*** Opening of Document section ***

And shame on us if we presume that online social interaction will remain keyboard/text-based. Audio and video are possible. But some of us (myself included) haven’t been trained to think like that.
by Ron Abate
Just as there is good and inferior instruction in the lecture hall, there can be good and inferior instruction online. The design of online training is key. It should be sequential, reinforcing, monitoring progress, and require mastery before moving on to the next segment.
by Geoffrey Pierce
What’s encouraging is the tendency for higher quality online lectures to filter to the top. The evolution of great lectures and progression standards will be much faster than if they languished in isolated classrooms.
by GatorALLin
…reply to GeoffreyPierce (above)…. YES, I love your thought that all of these lectures must also have a voting system to allow students who love the info presented in a way that best helps them learn should float to the top automatically. Ted.com has some great ideas they use to make sure info gets across. One is to limit the talks to video and to a specific amount of time. They rank them lots of ways….but the coolest always float to the top. For students who score well on exams, we must figure out how to rank them Not just on LIKE, but on actual success of what can be learned. So each student’s learning styles may prove different and so somehow I hope they find a cool way to take this into account. Maybe TypeA personalities as students learn best from TypeA lectures…. maybe the opposite… but that should be easy to track if you know your students and if you grade them.
by GatorALLin
…..reply to RonAbate…. Love this comment that some teaching is built on sequence or building blocks…so confirming or recommending that students passed prerequisites before moving on may prove critical to this particular lecture/topic. Totally agree, as long as you still let students learn at their own pace and you recommend these details vs. require them (maybe I took a preReq. class at another school and this school won’t accept for internal reasons..thus tries to force me to take their preReq before I can take this one as they “think” they know best for me…….Fail).

*** Close of Document section ***

Assigned task. Resume the comment thread on online teaching after its last comment.

*** Opening of Information shown ***

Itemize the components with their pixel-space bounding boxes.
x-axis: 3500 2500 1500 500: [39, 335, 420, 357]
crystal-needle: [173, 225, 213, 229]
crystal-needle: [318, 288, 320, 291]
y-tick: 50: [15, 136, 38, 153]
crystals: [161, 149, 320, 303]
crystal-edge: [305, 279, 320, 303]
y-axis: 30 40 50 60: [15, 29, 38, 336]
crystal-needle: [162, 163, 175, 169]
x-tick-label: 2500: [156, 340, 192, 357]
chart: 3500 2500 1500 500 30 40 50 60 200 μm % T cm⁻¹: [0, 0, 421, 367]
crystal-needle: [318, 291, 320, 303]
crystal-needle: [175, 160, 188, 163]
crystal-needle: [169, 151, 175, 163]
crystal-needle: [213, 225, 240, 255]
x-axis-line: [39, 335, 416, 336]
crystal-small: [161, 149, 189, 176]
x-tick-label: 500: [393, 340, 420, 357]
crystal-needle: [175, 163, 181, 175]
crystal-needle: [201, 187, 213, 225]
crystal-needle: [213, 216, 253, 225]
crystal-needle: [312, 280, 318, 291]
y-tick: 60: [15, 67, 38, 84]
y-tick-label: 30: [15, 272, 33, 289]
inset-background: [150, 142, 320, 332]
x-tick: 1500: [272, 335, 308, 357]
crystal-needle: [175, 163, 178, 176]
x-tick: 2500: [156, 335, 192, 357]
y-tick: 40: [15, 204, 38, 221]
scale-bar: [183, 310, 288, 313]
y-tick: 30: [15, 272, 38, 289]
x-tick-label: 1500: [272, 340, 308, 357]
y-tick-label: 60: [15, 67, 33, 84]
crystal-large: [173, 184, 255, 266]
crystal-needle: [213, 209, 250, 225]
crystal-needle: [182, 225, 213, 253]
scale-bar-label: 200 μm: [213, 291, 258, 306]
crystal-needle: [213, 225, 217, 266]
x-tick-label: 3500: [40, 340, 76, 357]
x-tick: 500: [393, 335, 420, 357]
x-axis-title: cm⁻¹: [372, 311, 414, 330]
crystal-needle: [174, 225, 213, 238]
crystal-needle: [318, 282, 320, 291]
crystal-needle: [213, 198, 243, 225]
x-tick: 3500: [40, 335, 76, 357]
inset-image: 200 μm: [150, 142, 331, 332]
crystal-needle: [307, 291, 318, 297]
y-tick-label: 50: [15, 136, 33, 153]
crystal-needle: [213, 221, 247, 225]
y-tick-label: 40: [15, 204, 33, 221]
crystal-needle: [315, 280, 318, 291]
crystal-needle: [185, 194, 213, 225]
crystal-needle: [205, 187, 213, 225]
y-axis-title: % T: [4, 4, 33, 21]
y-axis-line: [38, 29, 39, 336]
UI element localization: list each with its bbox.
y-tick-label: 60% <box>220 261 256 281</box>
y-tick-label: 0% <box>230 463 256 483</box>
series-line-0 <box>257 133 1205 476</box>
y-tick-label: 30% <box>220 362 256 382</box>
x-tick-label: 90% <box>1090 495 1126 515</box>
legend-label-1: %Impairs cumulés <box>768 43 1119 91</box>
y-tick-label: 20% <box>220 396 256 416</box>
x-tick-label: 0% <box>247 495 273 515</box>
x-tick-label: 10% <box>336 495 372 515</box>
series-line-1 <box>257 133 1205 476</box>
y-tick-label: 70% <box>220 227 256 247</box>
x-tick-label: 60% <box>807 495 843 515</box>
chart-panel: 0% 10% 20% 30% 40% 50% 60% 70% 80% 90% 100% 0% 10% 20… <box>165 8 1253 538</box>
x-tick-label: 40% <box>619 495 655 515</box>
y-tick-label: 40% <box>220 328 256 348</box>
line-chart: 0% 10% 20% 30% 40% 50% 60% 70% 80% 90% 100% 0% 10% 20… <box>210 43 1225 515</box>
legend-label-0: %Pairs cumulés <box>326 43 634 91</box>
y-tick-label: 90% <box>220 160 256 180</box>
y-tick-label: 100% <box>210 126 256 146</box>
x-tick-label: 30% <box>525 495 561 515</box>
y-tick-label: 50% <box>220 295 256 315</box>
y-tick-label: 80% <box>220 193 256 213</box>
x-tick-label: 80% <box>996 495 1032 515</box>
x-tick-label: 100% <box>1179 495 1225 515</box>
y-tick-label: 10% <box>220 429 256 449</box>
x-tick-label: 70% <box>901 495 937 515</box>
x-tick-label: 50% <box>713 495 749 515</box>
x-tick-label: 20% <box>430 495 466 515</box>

*** Close of Information shown ***

Output for this task.
tons of great ted.com videos on this subject, here is just one of many interesting ones that I found http://www.ted.com/talks/lang/en/richard_baraniuk_on_open_source_learning.html
by Cy Dy
I wonder how to watch the videos 20 percent faster. Does anyone know?
by GatorALLin
reply to CyDy… actually that sounds like a cool idea….some way to download ahead of time… then have a custom play back that could speed it up by 20% so that some could digest the info faster (if they learn better that way, or if maybe is just review type material, or speaker is horribly slow). Or have some type of variable control that would speed up/down by micro amounts as you wanted. I smell cool video player app next…. “Make it so #1″
by Chrispium
VLC player can play videos with speeds from 25% to 400%. Program is freeware. My favourite!
by Michael Tefsfaye
MITX online video courses have a button you just press and it just speeds up but its comprehensible.
by MyKindOfTown
Learning online versus learning face to face, or amongst a group of fellow students is a very different (and in my experience, less enriching) experience. The idea of the lecture hall going the way of the Dodo is highly dubious.
by Marcos Marin
No, but it won’t disappear you’re right. However it will become more like a renaissance workshop, for doing, interaction and problem solving.. not lecturing. In this sense, the “lecture” hall will go Dodo’s way =)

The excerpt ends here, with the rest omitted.